[start Data for this exercise]

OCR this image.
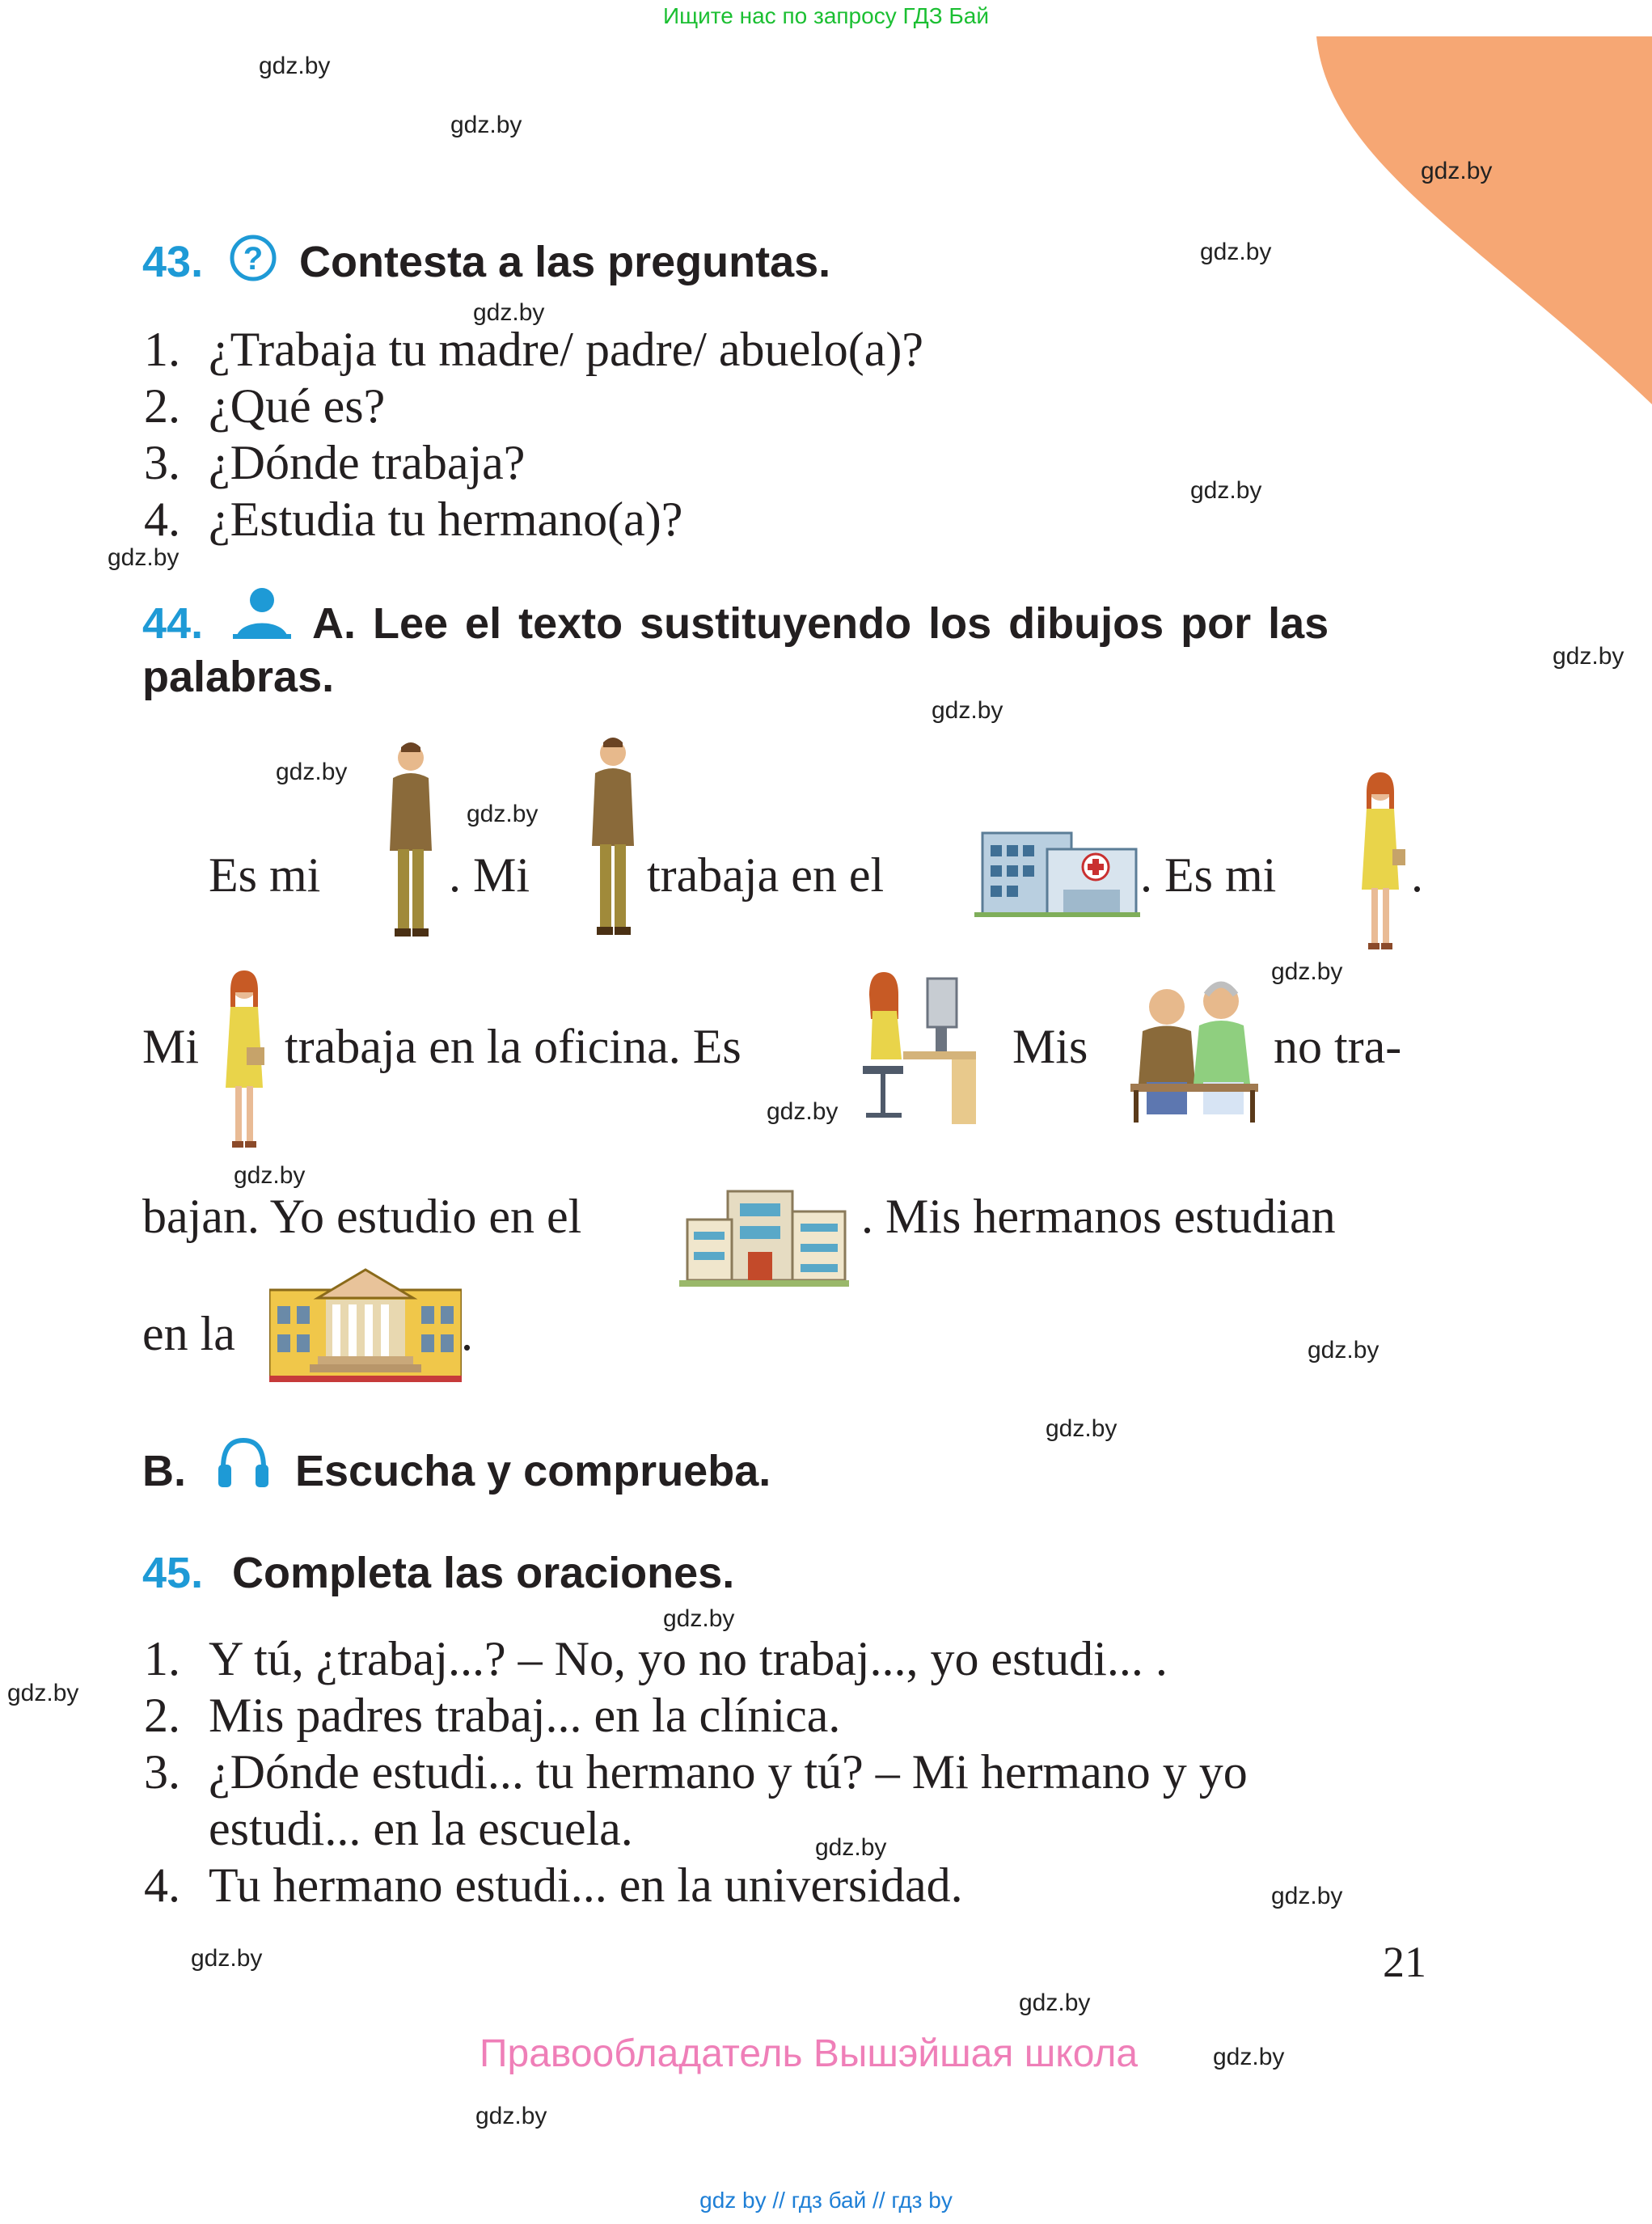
Ищите нас по запросу ГДЗ Бай
gdz.by
gdz.by
gdz.by
gdz.by
gdz.by
gdz.by
gdz.by
gdz.by
gdz.by
gdz.by
gdz.by
gdz.by
gdz.by
gdz.by
gdz.by
gdz.by
gdz.by
gdz.by
gdz.by
gdz.by
gdz.by
gdz.by
gdz.by
gdz.by
43. ? Contesta a las preguntas.
1. ¿Trabaja tu madre/ padre/ abuelo(a)?
2. ¿Qué es?
3. ¿Dónde trabaja?
4. ¿Estudia tu hermano(a)?
44. A. Lee el texto sustituyendo los dibujos por las
palabras.
Es mi	. Mi trabaja en el	. Es mi	.
Mi trabaja en la oficina. Es	Mis	no tra-
bajan. Yo estudio en el	. Mis hermanos estudian
en la	.
B.	Escucha y comprueba.
45. Completa las oraciones.
1. Y tú, ¿trabaj...? – No, yo no trabaj..., yo estudi... .
2. Mis padres trabaj... en la clínica.
3. ¿Dónde estudi... tu hermano y tú? – Mi hermano y yo
estudi... en la escuela.
4. Tu hermano estudi... en la universidad.
21
Правообладатель Вышэйшая школа
gdz by // гдз бай // гдз by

[end Data for this exercise]

Scan the records above for the string "Dónde", then select every line that holds it.

3. ¿Dónde trabaja?
3. ¿Dónde estudi... tu hermano y tú? – Mi hermano y yo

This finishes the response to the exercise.